[SET TASK]
Reproduce the material exactly, omitting nothing.

[EXTRACTED MATERIAL]
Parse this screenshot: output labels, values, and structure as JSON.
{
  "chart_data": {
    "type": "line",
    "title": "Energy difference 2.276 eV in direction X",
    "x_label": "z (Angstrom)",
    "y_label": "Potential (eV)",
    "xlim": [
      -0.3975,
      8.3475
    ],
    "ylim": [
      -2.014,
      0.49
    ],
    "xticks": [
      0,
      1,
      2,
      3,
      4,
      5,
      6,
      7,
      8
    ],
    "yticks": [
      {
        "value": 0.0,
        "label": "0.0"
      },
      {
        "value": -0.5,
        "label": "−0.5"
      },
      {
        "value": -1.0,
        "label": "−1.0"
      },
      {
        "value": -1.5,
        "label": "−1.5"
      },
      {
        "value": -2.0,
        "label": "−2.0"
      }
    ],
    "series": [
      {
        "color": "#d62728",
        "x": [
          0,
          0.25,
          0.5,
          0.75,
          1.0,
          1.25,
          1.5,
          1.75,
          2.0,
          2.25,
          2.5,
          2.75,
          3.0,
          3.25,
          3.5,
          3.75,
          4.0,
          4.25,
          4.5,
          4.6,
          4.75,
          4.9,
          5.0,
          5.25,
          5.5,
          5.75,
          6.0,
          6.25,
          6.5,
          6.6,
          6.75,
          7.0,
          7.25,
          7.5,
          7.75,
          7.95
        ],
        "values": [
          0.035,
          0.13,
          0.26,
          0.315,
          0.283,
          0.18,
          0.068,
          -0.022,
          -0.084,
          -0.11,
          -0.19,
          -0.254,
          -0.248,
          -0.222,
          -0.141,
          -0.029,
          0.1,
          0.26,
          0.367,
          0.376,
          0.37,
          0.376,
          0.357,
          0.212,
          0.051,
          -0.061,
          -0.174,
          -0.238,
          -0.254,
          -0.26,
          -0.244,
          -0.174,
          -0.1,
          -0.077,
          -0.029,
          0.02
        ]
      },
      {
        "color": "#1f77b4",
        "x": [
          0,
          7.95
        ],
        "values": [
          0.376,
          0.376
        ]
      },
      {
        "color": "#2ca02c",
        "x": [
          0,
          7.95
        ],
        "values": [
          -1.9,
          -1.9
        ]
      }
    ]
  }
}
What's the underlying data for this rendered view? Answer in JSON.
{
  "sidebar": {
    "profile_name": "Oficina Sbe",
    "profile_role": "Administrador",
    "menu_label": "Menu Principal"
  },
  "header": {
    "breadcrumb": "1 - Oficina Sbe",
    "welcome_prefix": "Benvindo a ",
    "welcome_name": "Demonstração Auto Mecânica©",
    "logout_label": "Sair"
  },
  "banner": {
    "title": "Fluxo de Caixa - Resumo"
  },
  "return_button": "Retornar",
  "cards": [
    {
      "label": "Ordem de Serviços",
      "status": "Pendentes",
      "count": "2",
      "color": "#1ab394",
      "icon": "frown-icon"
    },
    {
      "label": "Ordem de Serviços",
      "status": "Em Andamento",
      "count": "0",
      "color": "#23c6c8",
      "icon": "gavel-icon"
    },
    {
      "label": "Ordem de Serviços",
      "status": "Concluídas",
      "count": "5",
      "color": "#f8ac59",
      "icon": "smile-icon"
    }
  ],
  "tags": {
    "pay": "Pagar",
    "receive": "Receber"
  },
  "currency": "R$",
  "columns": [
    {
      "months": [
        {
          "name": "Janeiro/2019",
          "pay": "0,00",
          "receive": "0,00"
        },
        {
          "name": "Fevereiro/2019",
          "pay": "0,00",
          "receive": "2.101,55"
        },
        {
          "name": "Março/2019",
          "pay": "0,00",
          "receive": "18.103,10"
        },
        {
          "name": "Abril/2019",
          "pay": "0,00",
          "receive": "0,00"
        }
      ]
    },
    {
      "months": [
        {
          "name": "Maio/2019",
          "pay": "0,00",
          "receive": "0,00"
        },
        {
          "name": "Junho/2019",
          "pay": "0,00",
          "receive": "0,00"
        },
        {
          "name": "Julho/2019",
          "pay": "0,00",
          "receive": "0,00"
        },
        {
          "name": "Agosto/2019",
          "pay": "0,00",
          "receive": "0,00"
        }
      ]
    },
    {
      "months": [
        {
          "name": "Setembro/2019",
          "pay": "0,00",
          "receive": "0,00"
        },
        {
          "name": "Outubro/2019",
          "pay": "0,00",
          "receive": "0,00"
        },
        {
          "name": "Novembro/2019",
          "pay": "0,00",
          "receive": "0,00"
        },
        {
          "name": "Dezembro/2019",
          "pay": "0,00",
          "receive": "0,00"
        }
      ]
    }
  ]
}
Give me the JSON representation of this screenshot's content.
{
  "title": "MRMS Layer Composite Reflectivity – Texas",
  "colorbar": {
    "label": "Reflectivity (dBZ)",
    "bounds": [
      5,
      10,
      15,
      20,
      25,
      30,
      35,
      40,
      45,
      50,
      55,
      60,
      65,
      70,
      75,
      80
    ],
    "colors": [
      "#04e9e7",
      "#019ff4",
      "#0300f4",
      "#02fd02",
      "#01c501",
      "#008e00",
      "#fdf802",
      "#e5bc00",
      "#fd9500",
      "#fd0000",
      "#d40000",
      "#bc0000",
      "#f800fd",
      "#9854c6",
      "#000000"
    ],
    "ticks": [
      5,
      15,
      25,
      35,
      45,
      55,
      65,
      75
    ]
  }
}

[RESULT OF THE TASK]
Parse this screenshot: output labels, values, and structure as JSON.
{
  "chart_data": {
    "type": "line",
    "title": "Energy difference 2.276 eV in direction X",
    "x_label": "z (Angstrom)",
    "y_label": "Potential (eV)",
    "xlim": [
      -0.3975,
      8.3475
    ],
    "ylim": [
      -2.014,
      0.49
    ],
    "xticks": [
      0,
      1,
      2,
      3,
      4,
      5,
      6,
      7,
      8
    ],
    "yticks": [
      {
        "value": 0.0,
        "label": "0.0"
      },
      {
        "value": -0.5,
        "label": "−0.5"
      },
      {
        "value": -1.0,
        "label": "−1.0"
      },
      {
        "value": -1.5,
        "label": "−1.5"
      },
      {
        "value": -2.0,
        "label": "−2.0"
      }
    ],
    "series": [
      {
        "color": "#d62728",
        "x": [
          0,
          0.25,
          0.5,
          0.75,
          1.0,
          1.25,
          1.5,
          1.75,
          2.0,
          2.25,
          2.5,
          2.75,
          3.0,
          3.25,
          3.5,
          3.75,
          4.0,
          4.25,
          4.5,
          4.6,
          4.75,
          4.9,
          5.0,
          5.25,
          5.5,
          5.75,
          6.0,
          6.25,
          6.5,
          6.6,
          6.75,
          7.0,
          7.25,
          7.5,
          7.75,
          7.95
        ],
        "values": [
          0.035,
          0.13,
          0.26,
          0.315,
          0.283,
          0.18,
          0.068,
          -0.022,
          -0.084,
          -0.11,
          -0.19,
          -0.254,
          -0.248,
          -0.222,
          -0.141,
          -0.029,
          0.1,
          0.26,
          0.367,
          0.376,
          0.37,
          0.376,
          0.357,
          0.212,
          0.051,
          -0.061,
          -0.174,
          -0.238,
          -0.254,
          -0.26,
          -0.244,
          -0.174,
          -0.1,
          -0.077,
          -0.029,
          0.02
        ]
      },
      {
        "color": "#1f77b4",
        "x": [
          0,
          7.95
        ],
        "values": [
          0.376,
          0.376
        ]
      },
      {
        "color": "#2ca02c",
        "x": [
          0,
          7.95
        ],
        "values": [
          -1.9,
          -1.9
        ]
      }
    ]
  }
}
What's the underlying data for this rendered view? Answer in JSON.
{
  "sidebar": {
    "profile_name": "Oficina Sbe",
    "profile_role": "Administrador",
    "menu_label": "Menu Principal"
  },
  "header": {
    "breadcrumb": "1 - Oficina Sbe",
    "welcome_prefix": "Benvindo a ",
    "welcome_name": "Demonstração Auto Mecânica©",
    "logout_label": "Sair"
  },
  "banner": {
    "title": "Fluxo de Caixa - Resumo"
  },
  "return_button": "Retornar",
  "cards": [
    {
      "label": "Ordem de Serviços",
      "status": "Pendentes",
      "count": "2",
      "color": "#1ab394",
      "icon": "frown-icon"
    },
    {
      "label": "Ordem de Serviços",
      "status": "Em Andamento",
      "count": "0",
      "color": "#23c6c8",
      "icon": "gavel-icon"
    },
    {
      "label": "Ordem de Serviços",
      "status": "Concluídas",
      "count": "5",
      "color": "#f8ac59",
      "icon": "smile-icon"
    }
  ],
  "tags": {
    "pay": "Pagar",
    "receive": "Receber"
  },
  "currency": "R$",
  "columns": [
    {
      "months": [
        {
          "name": "Janeiro/2019",
          "pay": "0,00",
          "receive": "0,00"
        },
        {
          "name": "Fevereiro/2019",
          "pay": "0,00",
          "receive": "2.101,55"
        },
        {
          "name": "Março/2019",
          "pay": "0,00",
          "receive": "18.103,10"
        },
        {
          "name": "Abril/2019",
          "pay": "0,00",
          "receive": "0,00"
        }
      ]
    },
    {
      "months": [
        {
          "name": "Maio/2019",
          "pay": "0,00",
          "receive": "0,00"
        },
        {
          "name": "Junho/2019",
          "pay": "0,00",
          "receive": "0,00"
        },
        {
          "name": "Julho/2019",
          "pay": "0,00",
          "receive": "0,00"
        },
        {
          "name": "Agosto/2019",
          "pay": "0,00",
          "receive": "0,00"
        }
      ]
    },
    {
      "months": [
        {
          "name": "Setembro/2019",
          "pay": "0,00",
          "receive": "0,00"
        },
        {
          "name": "Outubro/2019",
          "pay": "0,00",
          "receive": "0,00"
        },
        {
          "name": "Novembro/2019",
          "pay": "0,00",
          "receive": "0,00"
        },
        {
          "name": "Dezembro/2019",
          "pay": "0,00",
          "receive": "0,00"
        }
      ]
    }
  ]
}
Give me the JSON representation of this screenshot's content.
{
  "title": "MRMS Layer Composite Reflectivity – Texas",
  "colorbar": {
    "label": "Reflectivity (dBZ)",
    "bounds": [
      5,
      10,
      15,
      20,
      25,
      30,
      35,
      40,
      45,
      50,
      55,
      60,
      65,
      70,
      75,
      80
    ],
    "colors": [
      "#04e9e7",
      "#019ff4",
      "#0300f4",
      "#02fd02",
      "#01c501",
      "#008e00",
      "#fdf802",
      "#e5bc00",
      "#fd9500",
      "#fd0000",
      "#d40000",
      "#bc0000",
      "#f800fd",
      "#9854c6",
      "#000000"
    ],
    "ticks": [
      5,
      15,
      25,
      35,
      45,
      55,
      65,
      75
    ]
  }
}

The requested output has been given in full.